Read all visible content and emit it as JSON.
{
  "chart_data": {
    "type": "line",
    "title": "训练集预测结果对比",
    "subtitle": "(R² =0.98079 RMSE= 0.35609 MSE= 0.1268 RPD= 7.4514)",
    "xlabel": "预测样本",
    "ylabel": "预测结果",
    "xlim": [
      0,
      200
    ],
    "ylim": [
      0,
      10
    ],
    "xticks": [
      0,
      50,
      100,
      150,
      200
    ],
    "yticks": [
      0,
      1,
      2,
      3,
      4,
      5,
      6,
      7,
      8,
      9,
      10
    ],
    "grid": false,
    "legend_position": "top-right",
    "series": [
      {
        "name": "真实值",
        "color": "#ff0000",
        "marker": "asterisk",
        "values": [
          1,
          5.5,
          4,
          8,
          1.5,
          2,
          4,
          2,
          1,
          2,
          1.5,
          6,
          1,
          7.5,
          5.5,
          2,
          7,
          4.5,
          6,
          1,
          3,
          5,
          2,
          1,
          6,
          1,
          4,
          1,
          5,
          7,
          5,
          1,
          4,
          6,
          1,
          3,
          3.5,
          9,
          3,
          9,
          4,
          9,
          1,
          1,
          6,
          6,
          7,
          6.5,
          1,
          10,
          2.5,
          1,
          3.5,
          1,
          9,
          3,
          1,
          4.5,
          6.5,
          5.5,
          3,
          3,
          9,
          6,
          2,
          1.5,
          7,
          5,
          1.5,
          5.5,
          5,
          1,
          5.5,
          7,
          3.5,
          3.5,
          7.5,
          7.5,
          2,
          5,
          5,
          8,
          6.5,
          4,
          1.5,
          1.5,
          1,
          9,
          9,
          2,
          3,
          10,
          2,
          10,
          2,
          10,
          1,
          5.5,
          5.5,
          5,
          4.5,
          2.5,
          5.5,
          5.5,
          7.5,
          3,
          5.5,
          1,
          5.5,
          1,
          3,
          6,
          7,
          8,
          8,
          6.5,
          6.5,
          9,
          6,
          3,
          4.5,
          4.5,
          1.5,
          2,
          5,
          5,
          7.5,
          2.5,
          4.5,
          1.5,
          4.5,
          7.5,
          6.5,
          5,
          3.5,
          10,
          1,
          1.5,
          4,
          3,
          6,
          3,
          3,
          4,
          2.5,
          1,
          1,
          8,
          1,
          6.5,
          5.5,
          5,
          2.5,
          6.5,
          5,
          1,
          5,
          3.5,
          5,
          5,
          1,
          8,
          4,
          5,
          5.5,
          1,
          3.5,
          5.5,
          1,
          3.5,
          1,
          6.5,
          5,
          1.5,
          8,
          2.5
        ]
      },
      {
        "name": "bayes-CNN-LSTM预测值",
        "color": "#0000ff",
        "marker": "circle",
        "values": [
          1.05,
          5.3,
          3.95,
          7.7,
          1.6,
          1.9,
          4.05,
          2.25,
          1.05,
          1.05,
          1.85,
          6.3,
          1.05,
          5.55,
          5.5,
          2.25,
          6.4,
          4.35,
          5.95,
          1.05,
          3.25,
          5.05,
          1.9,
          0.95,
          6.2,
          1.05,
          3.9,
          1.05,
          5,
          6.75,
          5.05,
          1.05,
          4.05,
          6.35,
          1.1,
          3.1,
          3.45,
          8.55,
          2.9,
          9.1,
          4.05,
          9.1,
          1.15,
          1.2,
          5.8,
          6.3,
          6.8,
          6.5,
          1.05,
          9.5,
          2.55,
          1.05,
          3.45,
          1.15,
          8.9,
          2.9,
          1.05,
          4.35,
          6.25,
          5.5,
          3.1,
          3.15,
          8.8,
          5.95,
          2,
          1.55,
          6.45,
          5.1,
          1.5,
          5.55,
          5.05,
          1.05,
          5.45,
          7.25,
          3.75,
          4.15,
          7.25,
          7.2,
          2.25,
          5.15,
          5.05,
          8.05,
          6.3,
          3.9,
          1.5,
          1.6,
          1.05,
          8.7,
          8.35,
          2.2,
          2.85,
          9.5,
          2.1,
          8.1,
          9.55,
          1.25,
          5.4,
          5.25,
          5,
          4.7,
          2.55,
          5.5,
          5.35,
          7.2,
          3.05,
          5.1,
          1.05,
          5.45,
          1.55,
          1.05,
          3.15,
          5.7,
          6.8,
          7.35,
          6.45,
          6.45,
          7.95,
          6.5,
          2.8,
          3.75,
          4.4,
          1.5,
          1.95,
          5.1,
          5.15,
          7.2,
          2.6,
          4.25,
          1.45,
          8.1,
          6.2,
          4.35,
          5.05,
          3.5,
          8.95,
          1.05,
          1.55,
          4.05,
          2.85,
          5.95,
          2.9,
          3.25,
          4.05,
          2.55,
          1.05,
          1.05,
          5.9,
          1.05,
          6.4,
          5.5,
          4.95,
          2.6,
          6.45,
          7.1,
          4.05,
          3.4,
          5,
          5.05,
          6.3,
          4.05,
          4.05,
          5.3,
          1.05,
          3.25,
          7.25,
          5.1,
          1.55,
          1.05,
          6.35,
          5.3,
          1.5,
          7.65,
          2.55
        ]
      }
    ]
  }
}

┄┄┄┄┄┄┄┄┄┄

- _WORK INSTRUCTIONS_
Return the listing above word for word.

- _RESULT OF THE TASK_
Read all visible content and emit it as JSON.
{
  "chart_data": {
    "type": "line",
    "title": "训练集预测结果对比",
    "subtitle": "(R² =0.98079 RMSE= 0.35609 MSE= 0.1268 RPD= 7.4514)",
    "xlabel": "预测样本",
    "ylabel": "预测结果",
    "xlim": [
      0,
      200
    ],
    "ylim": [
      0,
      10
    ],
    "xticks": [
      0,
      50,
      100,
      150,
      200
    ],
    "yticks": [
      0,
      1,
      2,
      3,
      4,
      5,
      6,
      7,
      8,
      9,
      10
    ],
    "grid": false,
    "legend_position": "top-right",
    "series": [
      {
        "name": "真实值",
        "color": "#ff0000",
        "marker": "asterisk",
        "values": [
          1,
          5.5,
          4,
          8,
          1.5,
          2,
          4,
          2,
          1,
          2,
          1.5,
          6,
          1,
          7.5,
          5.5,
          2,
          7,
          4.5,
          6,
          1,
          3,
          5,
          2,
          1,
          6,
          1,
          4,
          1,
          5,
          7,
          5,
          1,
          4,
          6,
          1,
          3,
          3.5,
          9,
          3,
          9,
          4,
          9,
          1,
          1,
          6,
          6,
          7,
          6.5,
          1,
          10,
          2.5,
          1,
          3.5,
          1,
          9,
          3,
          1,
          4.5,
          6.5,
          5.5,
          3,
          3,
          9,
          6,
          2,
          1.5,
          7,
          5,
          1.5,
          5.5,
          5,
          1,
          5.5,
          7,
          3.5,
          3.5,
          7.5,
          7.5,
          2,
          5,
          5,
          8,
          6.5,
          4,
          1.5,
          1.5,
          1,
          9,
          9,
          2,
          3,
          10,
          2,
          10,
          2,
          10,
          1,
          5.5,
          5.5,
          5,
          4.5,
          2.5,
          5.5,
          5.5,
          7.5,
          3,
          5.5,
          1,
          5.5,
          1,
          3,
          6,
          7,
          8,
          8,
          6.5,
          6.5,
          9,
          6,
          3,
          4.5,
          4.5,
          1.5,
          2,
          5,
          5,
          7.5,
          2.5,
          4.5,
          1.5,
          4.5,
          7.5,
          6.5,
          5,
          3.5,
          10,
          1,
          1.5,
          4,
          3,
          6,
          3,
          3,
          4,
          2.5,
          1,
          1,
          8,
          1,
          6.5,
          5.5,
          5,
          2.5,
          6.5,
          5,
          1,
          5,
          3.5,
          5,
          5,
          1,
          8,
          4,
          5,
          5.5,
          1,
          3.5,
          5.5,
          1,
          3.5,
          1,
          6.5,
          5,
          1.5,
          8,
          2.5
        ]
      },
      {
        "name": "bayes-CNN-LSTM预测值",
        "color": "#0000ff",
        "marker": "circle",
        "values": [
          1.05,
          5.3,
          3.95,
          7.7,
          1.6,
          1.9,
          4.05,
          2.25,
          1.05,
          1.05,
          1.85,
          6.3,
          1.05,
          5.55,
          5.5,
          2.25,
          6.4,
          4.35,
          5.95,
          1.05,
          3.25,
          5.05,
          1.9,
          0.95,
          6.2,
          1.05,
          3.9,
          1.05,
          5,
          6.75,
          5.05,
          1.05,
          4.05,
          6.35,
          1.1,
          3.1,
          3.45,
          8.55,
          2.9,
          9.1,
          4.05,
          9.1,
          1.15,
          1.2,
          5.8,
          6.3,
          6.8,
          6.5,
          1.05,
          9.5,
          2.55,
          1.05,
          3.45,
          1.15,
          8.9,
          2.9,
          1.05,
          4.35,
          6.25,
          5.5,
          3.1,
          3.15,
          8.8,
          5.95,
          2,
          1.55,
          6.45,
          5.1,
          1.5,
          5.55,
          5.05,
          1.05,
          5.45,
          7.25,
          3.75,
          4.15,
          7.25,
          7.2,
          2.25,
          5.15,
          5.05,
          8.05,
          6.3,
          3.9,
          1.5,
          1.6,
          1.05,
          8.7,
          8.35,
          2.2,
          2.85,
          9.5,
          2.1,
          8.1,
          9.55,
          1.25,
          5.4,
          5.25,
          5,
          4.7,
          2.55,
          5.5,
          5.35,
          7.2,
          3.05,
          5.1,
          1.05,
          5.45,
          1.55,
          1.05,
          3.15,
          5.7,
          6.8,
          7.35,
          6.45,
          6.45,
          7.95,
          6.5,
          2.8,
          3.75,
          4.4,
          1.5,
          1.95,
          5.1,
          5.15,
          7.2,
          2.6,
          4.25,
          1.45,
          8.1,
          6.2,
          4.35,
          5.05,
          3.5,
          8.95,
          1.05,
          1.55,
          4.05,
          2.85,
          5.95,
          2.9,
          3.25,
          4.05,
          2.55,
          1.05,
          1.05,
          5.9,
          1.05,
          6.4,
          5.5,
          4.95,
          2.6,
          6.45,
          7.1,
          4.05,
          3.4,
          5,
          5.05,
          6.3,
          4.05,
          4.05,
          5.3,
          1.05,
          3.25,
          7.25,
          5.1,
          1.55,
          1.05,
          6.35,
          5.3,
          1.5,
          7.65,
          2.55
        ]
      }
    ]
  }
}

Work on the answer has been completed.